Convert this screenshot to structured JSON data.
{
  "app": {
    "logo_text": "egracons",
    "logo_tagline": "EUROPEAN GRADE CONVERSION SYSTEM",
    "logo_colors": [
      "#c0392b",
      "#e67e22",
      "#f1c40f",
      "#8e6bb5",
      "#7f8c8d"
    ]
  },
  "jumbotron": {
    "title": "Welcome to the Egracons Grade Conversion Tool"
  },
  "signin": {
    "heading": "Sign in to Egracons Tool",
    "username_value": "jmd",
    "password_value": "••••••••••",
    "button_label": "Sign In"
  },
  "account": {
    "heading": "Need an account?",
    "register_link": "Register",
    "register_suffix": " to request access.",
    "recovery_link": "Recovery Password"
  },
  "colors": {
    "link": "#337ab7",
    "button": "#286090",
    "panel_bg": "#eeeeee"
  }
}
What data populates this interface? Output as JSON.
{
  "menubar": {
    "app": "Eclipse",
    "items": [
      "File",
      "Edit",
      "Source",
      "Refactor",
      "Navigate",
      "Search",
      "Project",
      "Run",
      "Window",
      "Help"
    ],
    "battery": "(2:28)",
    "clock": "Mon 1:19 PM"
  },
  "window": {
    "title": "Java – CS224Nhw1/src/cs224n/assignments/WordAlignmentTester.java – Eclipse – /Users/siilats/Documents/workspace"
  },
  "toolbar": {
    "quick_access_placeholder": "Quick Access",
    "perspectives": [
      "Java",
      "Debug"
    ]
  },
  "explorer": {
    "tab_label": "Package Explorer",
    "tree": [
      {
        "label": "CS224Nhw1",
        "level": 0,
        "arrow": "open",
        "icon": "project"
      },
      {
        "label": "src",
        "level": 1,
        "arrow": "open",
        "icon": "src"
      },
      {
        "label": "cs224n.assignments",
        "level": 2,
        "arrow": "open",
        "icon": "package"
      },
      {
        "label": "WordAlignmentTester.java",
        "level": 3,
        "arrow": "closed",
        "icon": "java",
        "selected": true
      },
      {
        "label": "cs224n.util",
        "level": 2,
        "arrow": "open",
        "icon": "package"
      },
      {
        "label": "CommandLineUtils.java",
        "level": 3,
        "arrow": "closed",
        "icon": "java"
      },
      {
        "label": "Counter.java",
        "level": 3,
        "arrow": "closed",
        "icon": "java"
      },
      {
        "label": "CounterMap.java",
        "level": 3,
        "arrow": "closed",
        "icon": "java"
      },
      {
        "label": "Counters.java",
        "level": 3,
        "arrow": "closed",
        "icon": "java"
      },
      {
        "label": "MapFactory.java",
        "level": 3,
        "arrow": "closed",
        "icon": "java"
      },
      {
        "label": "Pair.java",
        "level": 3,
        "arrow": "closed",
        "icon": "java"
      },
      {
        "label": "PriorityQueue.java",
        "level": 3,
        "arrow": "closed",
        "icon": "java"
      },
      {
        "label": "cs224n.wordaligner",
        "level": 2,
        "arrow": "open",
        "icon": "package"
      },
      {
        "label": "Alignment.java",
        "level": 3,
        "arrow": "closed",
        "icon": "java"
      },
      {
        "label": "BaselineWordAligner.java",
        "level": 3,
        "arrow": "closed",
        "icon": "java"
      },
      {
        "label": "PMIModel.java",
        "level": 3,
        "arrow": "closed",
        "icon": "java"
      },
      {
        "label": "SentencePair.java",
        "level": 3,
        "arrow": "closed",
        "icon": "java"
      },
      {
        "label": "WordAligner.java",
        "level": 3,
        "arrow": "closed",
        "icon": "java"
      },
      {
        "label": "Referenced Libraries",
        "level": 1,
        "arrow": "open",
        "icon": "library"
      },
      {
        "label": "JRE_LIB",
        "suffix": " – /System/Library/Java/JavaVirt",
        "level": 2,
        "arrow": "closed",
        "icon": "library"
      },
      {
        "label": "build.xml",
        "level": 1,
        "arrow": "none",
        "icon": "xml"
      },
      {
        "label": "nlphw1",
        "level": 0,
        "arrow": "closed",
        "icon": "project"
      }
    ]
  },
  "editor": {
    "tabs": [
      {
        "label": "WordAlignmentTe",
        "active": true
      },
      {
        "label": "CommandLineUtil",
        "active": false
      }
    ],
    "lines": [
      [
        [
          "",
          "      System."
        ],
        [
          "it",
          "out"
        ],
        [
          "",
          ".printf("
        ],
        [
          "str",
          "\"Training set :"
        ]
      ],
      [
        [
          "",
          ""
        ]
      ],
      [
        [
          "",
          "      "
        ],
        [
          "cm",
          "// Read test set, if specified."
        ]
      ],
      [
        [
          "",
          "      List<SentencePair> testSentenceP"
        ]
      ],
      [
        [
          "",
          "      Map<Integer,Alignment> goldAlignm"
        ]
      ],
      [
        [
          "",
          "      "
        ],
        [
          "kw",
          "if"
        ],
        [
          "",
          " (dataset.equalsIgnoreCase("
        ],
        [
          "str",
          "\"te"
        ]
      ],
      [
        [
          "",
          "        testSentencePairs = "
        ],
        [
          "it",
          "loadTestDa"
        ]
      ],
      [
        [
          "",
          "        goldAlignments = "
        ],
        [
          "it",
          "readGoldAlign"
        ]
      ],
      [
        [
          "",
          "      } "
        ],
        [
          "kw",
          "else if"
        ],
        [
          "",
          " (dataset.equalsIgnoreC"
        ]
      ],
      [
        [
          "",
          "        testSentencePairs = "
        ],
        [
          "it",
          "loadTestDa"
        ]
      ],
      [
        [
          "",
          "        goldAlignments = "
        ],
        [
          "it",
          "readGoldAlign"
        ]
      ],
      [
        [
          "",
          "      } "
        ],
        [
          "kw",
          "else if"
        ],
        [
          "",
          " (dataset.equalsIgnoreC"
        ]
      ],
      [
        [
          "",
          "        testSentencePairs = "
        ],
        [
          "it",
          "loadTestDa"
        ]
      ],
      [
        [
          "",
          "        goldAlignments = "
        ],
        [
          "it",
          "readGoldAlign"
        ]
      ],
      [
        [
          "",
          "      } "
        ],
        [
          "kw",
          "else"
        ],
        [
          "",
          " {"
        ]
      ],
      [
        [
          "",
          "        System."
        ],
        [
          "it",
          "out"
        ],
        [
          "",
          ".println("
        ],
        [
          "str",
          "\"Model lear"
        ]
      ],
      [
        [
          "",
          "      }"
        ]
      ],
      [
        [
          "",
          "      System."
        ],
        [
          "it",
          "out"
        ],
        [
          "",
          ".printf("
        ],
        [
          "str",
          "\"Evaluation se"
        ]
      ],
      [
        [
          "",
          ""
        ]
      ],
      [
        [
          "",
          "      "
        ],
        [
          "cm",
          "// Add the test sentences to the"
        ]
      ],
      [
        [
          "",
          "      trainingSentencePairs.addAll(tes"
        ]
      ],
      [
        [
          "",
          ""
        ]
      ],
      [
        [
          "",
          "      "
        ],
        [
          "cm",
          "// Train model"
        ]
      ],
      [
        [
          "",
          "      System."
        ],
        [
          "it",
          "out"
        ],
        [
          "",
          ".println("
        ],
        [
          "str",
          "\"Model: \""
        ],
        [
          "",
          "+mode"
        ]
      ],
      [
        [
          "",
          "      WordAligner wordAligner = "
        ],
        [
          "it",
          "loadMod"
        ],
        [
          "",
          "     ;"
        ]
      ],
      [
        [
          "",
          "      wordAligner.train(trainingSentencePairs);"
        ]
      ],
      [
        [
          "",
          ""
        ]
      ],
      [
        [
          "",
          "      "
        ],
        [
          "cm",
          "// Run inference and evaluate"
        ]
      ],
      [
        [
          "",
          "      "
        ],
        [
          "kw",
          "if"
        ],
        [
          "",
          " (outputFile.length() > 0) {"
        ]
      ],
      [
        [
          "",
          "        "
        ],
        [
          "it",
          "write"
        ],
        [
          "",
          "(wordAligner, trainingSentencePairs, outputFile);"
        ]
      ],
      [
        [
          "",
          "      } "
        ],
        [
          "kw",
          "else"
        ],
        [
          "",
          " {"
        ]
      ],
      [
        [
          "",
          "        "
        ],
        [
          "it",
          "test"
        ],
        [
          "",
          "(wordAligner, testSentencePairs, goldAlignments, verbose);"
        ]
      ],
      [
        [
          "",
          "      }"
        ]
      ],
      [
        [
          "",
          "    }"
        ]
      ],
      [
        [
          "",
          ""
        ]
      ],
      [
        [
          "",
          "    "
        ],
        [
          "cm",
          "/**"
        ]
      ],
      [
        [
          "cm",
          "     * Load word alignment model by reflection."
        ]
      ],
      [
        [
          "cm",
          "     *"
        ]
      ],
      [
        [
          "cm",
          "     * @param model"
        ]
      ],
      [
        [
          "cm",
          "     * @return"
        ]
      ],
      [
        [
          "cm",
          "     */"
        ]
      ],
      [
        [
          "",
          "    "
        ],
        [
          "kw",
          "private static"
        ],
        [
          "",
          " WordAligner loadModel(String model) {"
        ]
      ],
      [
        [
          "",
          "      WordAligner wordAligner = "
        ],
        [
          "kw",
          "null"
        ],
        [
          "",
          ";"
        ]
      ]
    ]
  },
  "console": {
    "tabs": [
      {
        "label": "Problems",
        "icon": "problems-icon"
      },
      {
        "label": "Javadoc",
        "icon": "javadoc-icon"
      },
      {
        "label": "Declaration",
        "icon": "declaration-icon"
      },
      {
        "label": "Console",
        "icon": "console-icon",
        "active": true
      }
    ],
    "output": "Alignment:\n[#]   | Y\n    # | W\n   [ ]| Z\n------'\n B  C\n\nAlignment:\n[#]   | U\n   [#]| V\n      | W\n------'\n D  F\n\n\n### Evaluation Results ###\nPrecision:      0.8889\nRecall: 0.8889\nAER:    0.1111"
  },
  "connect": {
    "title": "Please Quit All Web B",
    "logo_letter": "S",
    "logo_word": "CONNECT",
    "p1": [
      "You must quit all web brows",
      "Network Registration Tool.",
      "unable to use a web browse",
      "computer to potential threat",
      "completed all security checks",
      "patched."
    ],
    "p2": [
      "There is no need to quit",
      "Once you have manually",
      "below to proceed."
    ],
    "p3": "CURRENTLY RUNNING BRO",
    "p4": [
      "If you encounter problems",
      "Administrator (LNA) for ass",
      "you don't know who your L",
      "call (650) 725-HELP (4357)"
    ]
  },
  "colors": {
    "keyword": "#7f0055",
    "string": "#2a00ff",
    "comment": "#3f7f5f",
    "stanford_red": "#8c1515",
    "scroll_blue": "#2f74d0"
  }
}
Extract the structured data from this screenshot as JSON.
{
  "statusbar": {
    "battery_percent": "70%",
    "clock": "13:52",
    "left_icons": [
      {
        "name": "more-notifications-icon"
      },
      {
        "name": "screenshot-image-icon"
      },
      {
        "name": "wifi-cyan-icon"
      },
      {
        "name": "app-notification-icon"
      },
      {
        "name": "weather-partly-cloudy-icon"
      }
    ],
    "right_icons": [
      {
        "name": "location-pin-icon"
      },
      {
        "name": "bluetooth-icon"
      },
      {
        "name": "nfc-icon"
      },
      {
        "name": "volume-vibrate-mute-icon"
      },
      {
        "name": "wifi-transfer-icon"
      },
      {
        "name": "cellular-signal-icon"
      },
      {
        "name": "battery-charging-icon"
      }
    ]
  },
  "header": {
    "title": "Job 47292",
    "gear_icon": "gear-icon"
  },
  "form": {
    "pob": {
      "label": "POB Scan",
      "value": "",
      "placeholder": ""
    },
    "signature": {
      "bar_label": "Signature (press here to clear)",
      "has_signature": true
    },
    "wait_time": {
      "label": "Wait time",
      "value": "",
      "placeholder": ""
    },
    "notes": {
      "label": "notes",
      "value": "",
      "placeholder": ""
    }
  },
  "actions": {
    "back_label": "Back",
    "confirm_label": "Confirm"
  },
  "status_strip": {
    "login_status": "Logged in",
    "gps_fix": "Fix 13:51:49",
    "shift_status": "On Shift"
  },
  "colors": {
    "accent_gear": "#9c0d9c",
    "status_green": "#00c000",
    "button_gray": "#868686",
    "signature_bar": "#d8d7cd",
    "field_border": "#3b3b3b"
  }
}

WHAT TO DO: In the entries above, find every line with the word "structured" and list it.

ANSWER FOR THE TASK:
Convert this screenshot to structured JSON data.
Extract the structured data from this screenshot as JSON.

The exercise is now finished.